Stored records
----------------

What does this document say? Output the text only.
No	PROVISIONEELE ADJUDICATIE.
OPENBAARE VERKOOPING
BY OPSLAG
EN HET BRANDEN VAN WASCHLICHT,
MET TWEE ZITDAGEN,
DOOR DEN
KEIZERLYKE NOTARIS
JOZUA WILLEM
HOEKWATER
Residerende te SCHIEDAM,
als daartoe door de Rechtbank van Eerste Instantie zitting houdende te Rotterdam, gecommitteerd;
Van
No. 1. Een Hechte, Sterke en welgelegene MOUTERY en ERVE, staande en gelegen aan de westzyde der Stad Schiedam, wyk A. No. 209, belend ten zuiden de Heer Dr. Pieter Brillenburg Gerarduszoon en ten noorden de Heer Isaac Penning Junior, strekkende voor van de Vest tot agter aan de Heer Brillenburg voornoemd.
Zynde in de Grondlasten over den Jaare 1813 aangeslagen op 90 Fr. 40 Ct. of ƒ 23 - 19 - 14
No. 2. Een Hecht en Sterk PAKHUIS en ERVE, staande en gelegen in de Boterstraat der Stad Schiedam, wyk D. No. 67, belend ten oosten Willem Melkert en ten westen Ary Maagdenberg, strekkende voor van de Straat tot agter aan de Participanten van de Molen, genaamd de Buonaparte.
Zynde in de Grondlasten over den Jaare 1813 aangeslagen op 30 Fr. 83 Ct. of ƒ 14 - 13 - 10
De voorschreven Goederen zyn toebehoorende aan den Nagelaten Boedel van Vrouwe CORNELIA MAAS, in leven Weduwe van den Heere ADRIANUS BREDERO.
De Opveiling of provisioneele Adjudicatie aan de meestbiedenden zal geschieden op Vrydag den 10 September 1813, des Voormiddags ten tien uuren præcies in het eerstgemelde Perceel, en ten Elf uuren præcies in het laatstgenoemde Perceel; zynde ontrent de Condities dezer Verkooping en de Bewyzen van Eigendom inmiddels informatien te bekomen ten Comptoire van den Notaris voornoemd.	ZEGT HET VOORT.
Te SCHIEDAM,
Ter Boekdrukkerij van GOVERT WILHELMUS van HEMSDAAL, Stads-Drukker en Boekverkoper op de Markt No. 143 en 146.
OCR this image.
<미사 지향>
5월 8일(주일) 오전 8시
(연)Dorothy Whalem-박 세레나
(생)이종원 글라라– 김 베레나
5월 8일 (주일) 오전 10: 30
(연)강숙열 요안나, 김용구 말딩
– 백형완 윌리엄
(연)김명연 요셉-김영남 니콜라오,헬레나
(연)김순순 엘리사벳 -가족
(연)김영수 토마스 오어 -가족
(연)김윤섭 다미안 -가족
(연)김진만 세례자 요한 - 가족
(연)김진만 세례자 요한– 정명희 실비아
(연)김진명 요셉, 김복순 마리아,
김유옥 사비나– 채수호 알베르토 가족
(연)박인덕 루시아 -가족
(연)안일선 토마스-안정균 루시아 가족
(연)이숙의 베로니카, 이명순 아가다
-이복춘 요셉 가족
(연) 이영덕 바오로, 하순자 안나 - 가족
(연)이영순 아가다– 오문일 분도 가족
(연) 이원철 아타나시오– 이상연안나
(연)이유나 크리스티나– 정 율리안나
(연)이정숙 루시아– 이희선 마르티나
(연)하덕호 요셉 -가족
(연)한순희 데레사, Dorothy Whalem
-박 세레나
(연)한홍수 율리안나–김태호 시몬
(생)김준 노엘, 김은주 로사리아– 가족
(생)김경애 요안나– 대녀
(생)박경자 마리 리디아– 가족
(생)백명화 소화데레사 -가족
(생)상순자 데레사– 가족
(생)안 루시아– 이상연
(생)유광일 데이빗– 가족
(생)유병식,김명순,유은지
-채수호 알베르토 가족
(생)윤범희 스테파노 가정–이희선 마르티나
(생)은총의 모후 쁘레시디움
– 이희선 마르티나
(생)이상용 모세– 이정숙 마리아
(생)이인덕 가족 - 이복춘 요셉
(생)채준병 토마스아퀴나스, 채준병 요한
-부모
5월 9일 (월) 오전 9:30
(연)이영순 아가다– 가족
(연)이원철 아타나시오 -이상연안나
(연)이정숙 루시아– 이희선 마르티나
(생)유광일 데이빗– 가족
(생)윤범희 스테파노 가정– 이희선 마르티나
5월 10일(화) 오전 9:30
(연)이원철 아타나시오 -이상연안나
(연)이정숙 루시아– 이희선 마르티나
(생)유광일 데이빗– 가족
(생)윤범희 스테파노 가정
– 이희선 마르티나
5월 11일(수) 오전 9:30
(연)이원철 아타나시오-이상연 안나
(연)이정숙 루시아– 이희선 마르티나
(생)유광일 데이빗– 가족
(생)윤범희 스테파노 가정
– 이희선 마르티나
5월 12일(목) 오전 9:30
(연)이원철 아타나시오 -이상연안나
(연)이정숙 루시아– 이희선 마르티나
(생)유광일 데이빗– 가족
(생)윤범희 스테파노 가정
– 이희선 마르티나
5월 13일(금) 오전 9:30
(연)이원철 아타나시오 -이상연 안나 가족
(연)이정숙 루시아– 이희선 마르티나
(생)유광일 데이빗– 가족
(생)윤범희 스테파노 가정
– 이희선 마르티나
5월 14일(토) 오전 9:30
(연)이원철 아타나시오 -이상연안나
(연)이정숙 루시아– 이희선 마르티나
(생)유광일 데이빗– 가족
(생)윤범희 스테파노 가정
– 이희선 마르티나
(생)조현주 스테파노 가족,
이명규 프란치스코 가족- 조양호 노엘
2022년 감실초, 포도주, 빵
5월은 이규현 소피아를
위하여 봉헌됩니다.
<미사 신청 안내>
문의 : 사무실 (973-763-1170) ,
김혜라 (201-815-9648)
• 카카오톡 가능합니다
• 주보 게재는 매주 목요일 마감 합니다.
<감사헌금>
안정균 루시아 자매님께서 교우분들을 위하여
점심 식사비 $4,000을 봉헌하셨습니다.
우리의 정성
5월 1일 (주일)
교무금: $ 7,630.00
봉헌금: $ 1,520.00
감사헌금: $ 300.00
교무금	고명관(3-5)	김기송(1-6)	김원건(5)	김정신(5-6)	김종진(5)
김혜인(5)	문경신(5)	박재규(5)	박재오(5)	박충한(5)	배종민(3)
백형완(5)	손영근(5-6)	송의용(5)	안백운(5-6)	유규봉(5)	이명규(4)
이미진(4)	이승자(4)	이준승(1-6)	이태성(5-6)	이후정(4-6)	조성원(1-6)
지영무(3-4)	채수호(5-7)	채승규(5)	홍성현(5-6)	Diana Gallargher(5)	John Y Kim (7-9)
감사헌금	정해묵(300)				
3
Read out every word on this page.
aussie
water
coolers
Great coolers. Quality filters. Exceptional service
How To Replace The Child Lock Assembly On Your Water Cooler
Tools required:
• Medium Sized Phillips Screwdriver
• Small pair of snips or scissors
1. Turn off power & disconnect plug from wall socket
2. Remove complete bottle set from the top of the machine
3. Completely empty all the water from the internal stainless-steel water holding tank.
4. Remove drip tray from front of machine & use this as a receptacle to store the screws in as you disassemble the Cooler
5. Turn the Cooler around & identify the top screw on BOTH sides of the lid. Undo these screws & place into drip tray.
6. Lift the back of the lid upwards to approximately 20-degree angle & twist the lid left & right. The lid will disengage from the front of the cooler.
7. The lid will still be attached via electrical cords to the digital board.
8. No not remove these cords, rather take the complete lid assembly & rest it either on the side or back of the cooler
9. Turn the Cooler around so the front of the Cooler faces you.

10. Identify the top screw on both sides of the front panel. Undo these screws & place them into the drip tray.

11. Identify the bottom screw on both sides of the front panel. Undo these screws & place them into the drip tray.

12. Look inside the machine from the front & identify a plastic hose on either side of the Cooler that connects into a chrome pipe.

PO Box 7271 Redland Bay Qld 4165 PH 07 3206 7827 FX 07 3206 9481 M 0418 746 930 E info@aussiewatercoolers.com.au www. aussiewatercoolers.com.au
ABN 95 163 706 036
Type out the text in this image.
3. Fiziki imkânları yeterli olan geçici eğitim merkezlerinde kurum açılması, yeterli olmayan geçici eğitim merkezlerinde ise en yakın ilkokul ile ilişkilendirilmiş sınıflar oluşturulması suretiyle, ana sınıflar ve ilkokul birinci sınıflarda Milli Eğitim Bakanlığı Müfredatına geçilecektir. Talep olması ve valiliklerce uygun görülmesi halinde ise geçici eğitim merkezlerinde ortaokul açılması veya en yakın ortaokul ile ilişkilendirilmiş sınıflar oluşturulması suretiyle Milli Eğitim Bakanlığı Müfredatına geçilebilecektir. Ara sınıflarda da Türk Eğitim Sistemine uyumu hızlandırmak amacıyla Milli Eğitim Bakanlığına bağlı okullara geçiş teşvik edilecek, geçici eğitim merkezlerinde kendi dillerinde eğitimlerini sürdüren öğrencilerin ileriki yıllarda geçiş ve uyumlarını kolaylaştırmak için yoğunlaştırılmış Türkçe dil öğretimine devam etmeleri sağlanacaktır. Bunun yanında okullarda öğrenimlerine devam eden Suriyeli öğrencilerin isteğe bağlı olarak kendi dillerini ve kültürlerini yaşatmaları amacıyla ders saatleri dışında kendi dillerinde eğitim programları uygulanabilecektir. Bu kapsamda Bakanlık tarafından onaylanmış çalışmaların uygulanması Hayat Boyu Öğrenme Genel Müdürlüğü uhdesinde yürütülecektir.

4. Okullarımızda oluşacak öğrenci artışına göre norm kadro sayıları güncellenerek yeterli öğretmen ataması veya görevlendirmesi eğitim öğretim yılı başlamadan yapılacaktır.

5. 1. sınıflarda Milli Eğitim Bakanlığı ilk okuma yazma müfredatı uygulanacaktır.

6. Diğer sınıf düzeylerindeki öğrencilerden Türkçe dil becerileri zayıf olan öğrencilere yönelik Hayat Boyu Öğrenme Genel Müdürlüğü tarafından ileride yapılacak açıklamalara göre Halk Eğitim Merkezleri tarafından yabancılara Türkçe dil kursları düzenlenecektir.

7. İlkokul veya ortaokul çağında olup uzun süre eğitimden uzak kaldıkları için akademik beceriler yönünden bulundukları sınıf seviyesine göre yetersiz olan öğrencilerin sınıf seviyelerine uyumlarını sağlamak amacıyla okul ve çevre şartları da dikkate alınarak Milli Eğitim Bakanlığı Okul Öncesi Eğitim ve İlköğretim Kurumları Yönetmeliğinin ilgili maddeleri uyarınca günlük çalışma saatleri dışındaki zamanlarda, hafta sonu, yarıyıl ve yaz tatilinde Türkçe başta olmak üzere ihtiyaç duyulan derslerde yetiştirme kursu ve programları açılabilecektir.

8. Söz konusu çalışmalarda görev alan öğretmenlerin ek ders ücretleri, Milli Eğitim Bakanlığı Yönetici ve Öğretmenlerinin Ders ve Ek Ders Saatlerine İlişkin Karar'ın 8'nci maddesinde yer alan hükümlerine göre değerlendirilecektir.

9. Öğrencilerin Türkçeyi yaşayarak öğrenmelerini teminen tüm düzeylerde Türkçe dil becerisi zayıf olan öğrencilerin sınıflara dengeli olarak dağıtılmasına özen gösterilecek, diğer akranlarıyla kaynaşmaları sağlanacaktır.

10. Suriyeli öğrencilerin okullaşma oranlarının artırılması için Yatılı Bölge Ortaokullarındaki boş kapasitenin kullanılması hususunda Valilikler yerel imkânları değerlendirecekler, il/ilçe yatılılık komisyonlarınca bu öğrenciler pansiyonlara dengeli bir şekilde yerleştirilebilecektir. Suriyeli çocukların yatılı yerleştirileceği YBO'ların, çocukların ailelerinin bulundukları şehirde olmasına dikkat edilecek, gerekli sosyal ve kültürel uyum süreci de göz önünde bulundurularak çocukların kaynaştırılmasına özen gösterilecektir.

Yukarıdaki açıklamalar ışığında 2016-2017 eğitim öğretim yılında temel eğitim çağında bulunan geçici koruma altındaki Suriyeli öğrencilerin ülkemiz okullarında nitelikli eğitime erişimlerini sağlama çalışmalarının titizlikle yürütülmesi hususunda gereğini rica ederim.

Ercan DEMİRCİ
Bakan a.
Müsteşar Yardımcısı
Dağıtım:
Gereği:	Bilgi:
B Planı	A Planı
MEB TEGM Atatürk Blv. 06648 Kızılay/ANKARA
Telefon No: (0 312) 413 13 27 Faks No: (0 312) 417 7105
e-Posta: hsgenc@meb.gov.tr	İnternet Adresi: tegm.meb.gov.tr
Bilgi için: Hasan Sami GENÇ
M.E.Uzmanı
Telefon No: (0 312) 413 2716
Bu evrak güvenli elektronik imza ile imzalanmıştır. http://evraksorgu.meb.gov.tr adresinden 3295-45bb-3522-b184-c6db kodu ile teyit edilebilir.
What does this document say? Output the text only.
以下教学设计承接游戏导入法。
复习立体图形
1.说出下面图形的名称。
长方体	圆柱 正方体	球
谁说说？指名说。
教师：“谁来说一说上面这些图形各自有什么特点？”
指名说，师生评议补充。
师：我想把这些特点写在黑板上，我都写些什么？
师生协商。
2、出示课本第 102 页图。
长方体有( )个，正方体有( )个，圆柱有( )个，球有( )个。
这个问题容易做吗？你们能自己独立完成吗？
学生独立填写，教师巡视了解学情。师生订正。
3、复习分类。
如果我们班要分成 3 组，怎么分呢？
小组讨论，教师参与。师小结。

----------------

§ **TASK DETAILS**
From the records above, pull out each line that has "around".

§ **FULL RESPONSE**
5. Turn the Cooler around & identify the top screw on BOTH sides of the lid. Undo these screws & place into drip tray.
9. Turn the Cooler around so the front of the Cooler faces you.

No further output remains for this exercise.